## Material for the task:
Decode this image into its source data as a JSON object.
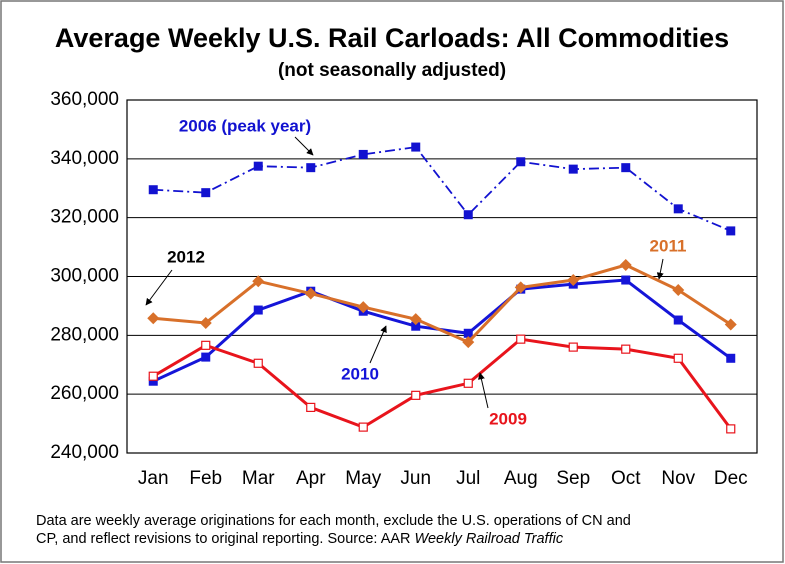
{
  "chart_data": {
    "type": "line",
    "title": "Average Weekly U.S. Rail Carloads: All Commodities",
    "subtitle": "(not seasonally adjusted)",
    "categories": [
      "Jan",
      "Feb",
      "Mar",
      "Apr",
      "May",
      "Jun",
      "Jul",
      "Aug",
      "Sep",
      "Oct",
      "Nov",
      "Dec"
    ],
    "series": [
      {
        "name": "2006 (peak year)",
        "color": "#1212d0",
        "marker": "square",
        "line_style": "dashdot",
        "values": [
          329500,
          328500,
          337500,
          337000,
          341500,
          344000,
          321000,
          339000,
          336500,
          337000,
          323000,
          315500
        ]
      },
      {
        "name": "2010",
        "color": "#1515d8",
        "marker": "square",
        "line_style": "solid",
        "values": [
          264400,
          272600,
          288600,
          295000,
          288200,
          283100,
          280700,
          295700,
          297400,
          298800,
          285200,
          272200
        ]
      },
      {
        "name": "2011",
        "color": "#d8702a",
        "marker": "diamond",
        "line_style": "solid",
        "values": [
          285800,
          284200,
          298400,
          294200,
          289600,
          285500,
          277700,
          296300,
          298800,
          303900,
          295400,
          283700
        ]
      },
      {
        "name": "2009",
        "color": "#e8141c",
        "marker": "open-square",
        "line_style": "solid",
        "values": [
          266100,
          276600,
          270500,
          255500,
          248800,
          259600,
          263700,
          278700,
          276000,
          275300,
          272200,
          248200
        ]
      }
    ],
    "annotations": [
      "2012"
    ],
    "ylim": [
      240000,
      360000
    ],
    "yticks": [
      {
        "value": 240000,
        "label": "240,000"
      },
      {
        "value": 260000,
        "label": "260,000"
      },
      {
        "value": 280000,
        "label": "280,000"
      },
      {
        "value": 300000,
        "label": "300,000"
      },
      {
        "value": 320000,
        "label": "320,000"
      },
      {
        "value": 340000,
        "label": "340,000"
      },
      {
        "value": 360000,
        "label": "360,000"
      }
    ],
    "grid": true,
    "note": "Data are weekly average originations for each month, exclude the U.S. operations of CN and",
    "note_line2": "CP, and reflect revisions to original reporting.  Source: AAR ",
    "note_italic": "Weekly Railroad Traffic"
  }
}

---

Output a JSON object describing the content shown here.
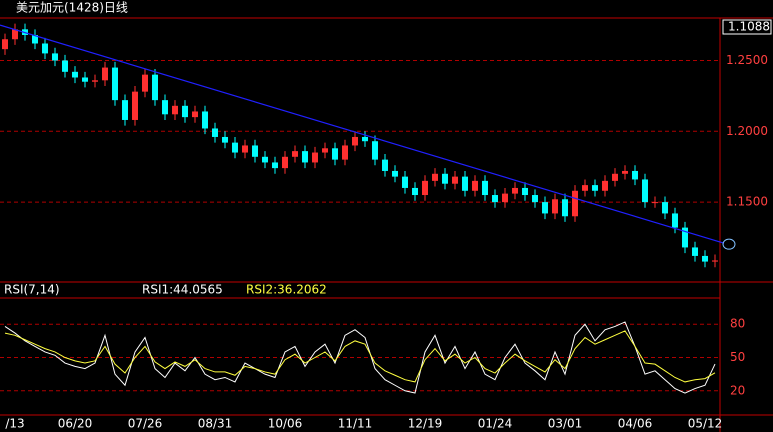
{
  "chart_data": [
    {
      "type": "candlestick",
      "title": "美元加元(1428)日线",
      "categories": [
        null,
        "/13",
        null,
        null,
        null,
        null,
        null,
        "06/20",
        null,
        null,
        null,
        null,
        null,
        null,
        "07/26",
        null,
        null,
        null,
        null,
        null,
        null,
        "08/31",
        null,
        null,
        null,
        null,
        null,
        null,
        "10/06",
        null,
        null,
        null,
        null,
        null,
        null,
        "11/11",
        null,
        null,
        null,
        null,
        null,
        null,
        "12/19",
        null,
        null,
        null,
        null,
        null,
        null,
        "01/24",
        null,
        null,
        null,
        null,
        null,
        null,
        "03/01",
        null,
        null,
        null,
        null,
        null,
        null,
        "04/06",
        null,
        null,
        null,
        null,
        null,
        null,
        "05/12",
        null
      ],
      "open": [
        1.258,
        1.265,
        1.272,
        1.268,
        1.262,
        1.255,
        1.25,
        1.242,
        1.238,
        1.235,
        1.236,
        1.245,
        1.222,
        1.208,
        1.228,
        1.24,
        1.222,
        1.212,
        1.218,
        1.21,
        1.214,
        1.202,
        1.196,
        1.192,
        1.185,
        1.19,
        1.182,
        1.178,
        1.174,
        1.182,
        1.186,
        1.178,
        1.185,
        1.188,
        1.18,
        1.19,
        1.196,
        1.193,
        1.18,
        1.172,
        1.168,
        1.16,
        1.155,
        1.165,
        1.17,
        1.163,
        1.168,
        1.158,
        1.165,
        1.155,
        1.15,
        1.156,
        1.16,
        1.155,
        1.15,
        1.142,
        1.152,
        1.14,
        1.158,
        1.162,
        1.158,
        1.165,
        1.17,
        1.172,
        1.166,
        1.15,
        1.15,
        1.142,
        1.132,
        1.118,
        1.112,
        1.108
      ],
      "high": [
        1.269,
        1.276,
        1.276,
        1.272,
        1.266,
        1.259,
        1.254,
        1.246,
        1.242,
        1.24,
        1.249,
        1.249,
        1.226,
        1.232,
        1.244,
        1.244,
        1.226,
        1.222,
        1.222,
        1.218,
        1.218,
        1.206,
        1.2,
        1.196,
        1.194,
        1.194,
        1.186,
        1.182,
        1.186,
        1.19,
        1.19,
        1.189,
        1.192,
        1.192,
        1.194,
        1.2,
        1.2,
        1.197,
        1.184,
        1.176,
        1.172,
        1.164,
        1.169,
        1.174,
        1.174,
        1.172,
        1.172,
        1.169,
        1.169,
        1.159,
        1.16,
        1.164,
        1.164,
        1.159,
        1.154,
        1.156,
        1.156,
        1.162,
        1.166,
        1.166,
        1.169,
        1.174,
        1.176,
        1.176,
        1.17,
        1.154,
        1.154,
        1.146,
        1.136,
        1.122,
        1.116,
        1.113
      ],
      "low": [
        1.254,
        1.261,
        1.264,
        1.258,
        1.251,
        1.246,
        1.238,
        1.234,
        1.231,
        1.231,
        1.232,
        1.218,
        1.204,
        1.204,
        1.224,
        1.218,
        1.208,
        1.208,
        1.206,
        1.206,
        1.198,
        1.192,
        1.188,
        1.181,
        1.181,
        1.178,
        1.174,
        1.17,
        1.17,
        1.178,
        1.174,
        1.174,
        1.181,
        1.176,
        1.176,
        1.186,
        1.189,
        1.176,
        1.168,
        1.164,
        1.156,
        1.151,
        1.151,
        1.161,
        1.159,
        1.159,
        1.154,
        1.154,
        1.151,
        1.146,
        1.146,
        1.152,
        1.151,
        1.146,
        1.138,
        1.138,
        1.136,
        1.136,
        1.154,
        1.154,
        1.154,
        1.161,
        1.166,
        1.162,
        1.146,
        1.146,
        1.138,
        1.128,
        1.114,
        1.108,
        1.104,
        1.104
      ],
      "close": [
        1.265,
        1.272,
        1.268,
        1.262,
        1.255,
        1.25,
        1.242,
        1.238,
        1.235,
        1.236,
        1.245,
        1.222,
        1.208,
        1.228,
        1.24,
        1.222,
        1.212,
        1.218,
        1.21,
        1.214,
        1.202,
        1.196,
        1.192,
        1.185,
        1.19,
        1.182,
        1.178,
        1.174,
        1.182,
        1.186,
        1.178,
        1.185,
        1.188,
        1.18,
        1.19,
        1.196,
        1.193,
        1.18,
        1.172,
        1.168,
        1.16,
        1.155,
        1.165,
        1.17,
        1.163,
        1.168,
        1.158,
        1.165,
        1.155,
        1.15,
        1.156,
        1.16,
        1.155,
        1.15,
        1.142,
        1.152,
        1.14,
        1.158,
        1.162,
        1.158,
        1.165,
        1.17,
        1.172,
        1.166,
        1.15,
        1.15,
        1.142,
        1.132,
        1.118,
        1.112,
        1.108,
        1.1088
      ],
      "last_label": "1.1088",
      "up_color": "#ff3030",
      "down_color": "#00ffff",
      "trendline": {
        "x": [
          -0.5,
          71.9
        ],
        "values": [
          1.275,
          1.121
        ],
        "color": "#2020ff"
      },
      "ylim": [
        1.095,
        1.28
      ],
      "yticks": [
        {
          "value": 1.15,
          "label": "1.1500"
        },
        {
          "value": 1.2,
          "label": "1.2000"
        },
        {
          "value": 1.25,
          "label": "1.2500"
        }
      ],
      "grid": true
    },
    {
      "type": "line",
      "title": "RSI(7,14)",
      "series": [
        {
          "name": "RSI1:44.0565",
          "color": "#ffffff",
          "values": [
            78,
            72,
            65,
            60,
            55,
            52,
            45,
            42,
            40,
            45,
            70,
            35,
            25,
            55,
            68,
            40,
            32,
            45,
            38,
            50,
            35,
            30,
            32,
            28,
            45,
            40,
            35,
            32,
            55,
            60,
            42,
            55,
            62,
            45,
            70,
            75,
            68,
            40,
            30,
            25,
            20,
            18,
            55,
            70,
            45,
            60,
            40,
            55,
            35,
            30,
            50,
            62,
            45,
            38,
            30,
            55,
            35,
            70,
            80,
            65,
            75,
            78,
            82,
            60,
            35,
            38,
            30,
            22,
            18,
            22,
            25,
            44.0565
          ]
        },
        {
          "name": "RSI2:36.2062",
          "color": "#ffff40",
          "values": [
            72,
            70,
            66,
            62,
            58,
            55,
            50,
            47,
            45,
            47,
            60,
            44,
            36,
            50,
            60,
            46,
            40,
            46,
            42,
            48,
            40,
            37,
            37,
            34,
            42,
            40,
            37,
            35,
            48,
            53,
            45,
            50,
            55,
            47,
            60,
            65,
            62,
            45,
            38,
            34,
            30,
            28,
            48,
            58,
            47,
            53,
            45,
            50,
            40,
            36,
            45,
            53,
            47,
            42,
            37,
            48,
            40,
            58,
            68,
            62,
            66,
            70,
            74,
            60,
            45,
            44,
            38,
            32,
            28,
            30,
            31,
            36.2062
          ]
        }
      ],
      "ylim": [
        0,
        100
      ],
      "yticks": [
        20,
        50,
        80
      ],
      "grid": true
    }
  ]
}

## Instruction:
Which lines hold the word "name"? Show each one.

## Output of the exercise:
        "name": "2006 (peak year)",
        "name": "2010",
        "name": "2011",
        "name": "2009",
          "name": "RSI1:44.0565",
          "name": "RSI2:36.2062",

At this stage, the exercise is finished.